Aim ->
Copy every line in the records below that contains the word "ترسیم".

Dataset records ->
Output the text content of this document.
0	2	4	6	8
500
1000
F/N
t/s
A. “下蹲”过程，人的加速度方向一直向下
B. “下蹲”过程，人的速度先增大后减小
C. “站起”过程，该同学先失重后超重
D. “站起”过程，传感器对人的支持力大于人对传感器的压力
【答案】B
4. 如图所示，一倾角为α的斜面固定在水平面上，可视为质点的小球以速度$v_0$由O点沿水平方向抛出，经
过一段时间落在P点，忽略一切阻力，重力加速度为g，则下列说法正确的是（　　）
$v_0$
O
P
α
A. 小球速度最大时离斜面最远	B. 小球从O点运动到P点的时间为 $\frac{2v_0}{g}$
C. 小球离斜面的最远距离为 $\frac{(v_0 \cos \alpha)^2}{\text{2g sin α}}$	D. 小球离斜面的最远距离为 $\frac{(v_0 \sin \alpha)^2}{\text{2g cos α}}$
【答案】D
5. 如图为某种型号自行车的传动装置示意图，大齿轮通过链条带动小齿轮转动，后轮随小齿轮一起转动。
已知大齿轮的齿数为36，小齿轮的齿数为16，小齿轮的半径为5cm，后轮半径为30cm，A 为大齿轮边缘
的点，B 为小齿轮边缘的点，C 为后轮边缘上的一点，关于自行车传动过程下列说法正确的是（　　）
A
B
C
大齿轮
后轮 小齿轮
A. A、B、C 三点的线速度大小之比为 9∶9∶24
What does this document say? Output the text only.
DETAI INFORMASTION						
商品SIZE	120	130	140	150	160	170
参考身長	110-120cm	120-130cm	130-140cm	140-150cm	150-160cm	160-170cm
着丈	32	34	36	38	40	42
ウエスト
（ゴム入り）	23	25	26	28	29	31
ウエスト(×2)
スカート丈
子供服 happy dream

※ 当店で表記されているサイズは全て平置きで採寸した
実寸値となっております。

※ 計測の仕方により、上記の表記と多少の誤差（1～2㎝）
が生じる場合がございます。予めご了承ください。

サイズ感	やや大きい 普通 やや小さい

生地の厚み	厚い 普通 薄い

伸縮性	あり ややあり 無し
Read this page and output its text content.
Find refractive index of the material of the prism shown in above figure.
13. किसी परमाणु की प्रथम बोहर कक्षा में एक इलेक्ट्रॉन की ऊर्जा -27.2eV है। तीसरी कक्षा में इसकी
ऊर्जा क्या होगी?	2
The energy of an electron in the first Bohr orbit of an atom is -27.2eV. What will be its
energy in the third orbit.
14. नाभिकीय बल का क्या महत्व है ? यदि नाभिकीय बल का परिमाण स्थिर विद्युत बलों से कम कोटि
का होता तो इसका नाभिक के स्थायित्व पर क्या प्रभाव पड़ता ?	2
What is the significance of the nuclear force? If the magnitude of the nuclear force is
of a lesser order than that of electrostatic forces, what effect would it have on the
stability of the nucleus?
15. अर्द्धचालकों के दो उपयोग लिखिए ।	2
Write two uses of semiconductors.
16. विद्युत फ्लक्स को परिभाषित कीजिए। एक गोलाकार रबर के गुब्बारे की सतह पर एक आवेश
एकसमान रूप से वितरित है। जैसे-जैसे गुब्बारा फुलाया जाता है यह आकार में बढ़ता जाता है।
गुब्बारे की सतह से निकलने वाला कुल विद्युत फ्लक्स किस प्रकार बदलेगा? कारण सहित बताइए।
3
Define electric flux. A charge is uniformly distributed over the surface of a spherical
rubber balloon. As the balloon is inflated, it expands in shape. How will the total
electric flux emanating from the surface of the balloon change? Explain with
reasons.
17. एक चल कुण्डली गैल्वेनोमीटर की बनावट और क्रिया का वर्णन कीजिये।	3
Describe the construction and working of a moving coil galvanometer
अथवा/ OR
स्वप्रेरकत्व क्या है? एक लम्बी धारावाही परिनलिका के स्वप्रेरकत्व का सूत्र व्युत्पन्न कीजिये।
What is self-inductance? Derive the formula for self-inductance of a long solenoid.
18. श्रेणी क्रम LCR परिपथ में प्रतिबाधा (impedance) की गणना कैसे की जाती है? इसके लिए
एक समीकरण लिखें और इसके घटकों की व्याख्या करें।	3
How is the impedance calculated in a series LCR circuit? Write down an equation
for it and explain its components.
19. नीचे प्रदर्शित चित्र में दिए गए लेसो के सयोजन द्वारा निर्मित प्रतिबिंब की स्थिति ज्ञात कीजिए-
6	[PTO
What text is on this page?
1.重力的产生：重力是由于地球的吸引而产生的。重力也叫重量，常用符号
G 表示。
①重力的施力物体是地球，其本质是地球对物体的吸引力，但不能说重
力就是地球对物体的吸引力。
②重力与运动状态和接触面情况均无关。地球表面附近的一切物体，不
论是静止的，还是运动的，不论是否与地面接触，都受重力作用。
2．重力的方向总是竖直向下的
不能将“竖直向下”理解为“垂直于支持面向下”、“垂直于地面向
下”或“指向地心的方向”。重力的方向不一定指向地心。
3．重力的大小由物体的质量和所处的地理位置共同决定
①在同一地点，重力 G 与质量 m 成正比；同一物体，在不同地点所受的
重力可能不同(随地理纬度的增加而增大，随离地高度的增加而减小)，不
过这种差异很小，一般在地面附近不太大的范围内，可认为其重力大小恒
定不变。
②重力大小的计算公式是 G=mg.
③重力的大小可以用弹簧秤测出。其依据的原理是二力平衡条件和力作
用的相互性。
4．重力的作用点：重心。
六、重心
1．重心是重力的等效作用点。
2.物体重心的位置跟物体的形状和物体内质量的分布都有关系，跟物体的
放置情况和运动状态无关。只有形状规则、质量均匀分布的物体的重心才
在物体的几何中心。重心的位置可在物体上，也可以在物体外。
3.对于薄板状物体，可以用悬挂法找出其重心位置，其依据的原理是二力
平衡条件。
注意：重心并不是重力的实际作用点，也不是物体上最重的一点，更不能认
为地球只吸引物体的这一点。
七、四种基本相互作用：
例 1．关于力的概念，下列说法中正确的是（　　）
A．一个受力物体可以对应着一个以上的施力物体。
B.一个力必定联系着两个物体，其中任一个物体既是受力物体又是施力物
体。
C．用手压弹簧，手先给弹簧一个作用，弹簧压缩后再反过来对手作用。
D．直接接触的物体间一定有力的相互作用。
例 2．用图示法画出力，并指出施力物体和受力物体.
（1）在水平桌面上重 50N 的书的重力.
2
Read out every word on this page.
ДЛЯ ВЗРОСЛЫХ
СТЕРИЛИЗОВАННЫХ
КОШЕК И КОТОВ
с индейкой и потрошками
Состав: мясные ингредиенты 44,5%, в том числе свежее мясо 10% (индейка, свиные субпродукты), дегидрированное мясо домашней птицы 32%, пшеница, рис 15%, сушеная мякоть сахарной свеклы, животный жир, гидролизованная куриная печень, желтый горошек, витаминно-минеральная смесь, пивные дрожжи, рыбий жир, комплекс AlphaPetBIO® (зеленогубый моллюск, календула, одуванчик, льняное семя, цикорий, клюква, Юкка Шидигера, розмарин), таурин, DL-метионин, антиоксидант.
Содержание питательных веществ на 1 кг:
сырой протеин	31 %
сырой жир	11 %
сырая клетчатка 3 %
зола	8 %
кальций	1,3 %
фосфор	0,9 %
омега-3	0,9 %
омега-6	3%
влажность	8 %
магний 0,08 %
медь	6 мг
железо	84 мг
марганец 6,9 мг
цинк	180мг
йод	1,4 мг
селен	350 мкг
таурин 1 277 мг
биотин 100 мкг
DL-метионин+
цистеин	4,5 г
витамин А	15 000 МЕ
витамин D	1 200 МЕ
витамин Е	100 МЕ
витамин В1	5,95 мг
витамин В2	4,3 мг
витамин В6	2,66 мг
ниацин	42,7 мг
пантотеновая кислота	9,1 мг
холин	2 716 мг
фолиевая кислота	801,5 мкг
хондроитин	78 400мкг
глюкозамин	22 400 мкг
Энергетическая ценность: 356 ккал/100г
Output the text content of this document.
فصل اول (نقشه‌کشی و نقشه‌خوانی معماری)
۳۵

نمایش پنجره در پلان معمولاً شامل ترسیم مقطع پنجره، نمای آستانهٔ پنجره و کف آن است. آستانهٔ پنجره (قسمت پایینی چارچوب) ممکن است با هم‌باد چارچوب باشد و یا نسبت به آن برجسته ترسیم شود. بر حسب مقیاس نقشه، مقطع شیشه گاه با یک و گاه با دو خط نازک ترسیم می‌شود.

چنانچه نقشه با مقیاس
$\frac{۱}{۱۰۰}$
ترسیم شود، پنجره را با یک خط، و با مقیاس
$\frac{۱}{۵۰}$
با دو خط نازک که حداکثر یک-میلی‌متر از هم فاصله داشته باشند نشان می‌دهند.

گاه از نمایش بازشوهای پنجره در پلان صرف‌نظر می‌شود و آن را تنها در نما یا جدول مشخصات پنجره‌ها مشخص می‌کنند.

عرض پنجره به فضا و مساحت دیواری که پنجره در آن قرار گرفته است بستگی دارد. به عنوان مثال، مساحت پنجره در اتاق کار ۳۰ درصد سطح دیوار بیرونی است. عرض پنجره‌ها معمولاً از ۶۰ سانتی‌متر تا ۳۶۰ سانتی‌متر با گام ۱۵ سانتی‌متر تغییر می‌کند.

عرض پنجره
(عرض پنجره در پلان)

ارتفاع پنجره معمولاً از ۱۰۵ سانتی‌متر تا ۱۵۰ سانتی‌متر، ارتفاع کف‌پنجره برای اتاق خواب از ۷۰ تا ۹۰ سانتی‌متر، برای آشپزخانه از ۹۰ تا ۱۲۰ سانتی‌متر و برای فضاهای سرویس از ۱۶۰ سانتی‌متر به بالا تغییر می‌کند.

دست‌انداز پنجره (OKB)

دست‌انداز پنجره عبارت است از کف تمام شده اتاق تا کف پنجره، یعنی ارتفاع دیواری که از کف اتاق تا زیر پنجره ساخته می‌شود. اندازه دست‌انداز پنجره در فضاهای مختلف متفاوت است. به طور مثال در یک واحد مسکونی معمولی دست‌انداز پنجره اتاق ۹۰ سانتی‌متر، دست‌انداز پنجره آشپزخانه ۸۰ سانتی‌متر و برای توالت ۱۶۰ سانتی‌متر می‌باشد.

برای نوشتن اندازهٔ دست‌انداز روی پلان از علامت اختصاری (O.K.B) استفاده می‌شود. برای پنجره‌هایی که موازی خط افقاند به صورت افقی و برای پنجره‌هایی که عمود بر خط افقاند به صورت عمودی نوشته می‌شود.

The completed task ->
نمایش پنجره در پلان معمولاً شامل ترسیم مقطع پنجره، نمای آستانهٔ پنجره و کف آن است. آستانهٔ پنجره (قسمت پایینی چارچوب) ممکن است با هم‌باد چارچوب باشد و یا نسبت به آن برجسته ترسیم شود. بر حسب مقیاس نقشه، مقطع شیشه گاه با یک و گاه با دو خط نازک ترسیم می‌شود.
ترسیم شود، پنجره را با یک خط، و با مقیاس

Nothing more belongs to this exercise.